§ **What you should do**: Find the lines that hold the word "ages" and return them.

§ **Dataset content**:
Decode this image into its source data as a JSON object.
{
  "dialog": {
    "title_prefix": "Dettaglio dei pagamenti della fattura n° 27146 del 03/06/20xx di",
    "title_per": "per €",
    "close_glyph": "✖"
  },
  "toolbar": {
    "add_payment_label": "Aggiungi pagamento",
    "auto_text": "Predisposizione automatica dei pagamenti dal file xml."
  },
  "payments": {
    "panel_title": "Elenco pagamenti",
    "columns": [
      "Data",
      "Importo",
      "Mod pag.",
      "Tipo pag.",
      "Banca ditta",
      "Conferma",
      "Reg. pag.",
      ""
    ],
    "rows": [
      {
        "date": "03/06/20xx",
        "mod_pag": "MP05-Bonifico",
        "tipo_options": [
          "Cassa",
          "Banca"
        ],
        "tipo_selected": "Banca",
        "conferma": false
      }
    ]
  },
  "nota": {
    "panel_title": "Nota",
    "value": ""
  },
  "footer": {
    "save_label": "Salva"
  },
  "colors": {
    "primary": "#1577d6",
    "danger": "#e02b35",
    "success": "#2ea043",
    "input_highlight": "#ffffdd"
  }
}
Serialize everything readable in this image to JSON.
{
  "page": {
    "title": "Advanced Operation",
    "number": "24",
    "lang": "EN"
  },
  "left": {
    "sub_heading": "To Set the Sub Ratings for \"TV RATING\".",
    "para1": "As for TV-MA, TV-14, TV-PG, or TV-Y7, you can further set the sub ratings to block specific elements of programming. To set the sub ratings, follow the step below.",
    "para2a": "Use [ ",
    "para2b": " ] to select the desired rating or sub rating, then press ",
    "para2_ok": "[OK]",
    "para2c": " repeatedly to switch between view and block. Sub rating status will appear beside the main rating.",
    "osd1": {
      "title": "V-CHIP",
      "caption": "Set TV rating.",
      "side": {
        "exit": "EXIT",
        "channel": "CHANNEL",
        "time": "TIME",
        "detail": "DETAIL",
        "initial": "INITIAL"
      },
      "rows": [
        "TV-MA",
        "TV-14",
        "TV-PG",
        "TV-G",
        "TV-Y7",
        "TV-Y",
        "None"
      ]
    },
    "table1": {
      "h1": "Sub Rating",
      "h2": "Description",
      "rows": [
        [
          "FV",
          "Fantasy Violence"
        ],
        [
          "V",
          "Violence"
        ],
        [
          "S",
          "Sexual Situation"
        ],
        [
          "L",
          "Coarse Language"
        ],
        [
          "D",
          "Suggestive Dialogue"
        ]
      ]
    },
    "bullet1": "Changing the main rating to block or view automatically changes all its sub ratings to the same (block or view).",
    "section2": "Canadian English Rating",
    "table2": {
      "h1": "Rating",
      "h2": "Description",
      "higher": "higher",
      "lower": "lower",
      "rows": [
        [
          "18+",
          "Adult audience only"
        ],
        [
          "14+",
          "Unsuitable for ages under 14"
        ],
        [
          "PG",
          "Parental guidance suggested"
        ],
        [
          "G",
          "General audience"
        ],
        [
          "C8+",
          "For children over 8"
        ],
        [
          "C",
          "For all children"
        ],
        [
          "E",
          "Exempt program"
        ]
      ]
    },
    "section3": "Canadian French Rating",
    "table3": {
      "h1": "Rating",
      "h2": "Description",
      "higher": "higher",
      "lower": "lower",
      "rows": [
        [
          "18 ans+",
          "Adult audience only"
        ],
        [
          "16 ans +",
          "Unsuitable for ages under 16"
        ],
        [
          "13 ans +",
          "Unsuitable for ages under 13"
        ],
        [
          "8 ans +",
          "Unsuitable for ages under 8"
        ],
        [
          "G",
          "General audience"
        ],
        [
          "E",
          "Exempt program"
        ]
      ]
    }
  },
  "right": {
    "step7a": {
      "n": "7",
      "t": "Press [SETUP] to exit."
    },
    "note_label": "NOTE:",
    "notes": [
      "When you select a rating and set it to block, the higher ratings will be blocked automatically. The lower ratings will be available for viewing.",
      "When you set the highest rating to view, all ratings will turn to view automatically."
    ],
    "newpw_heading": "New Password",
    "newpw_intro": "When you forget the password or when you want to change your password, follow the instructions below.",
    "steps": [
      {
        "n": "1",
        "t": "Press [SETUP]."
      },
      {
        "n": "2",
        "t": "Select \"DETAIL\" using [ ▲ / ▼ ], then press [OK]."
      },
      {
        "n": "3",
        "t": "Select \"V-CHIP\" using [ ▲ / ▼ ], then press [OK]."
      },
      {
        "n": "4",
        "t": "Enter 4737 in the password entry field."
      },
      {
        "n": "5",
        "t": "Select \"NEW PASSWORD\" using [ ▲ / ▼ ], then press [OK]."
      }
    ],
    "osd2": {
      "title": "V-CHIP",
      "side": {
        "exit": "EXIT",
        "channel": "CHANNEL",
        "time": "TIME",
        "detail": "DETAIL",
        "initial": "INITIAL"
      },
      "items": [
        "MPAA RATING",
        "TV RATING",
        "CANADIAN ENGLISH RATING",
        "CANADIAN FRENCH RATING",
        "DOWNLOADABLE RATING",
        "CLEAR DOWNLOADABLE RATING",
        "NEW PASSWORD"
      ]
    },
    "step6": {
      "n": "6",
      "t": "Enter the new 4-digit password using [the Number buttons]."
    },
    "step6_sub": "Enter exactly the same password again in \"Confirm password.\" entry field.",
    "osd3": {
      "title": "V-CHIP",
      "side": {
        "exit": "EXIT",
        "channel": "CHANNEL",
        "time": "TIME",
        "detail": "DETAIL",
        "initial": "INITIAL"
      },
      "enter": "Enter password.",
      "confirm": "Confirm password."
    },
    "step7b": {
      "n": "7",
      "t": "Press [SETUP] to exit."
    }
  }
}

§ **The output**:
          "Unsuitable for ages under 14"
          "Unsuitable for ages under 16"
          "Unsuitable for ages under 13"
          "Unsuitable for ages under 8"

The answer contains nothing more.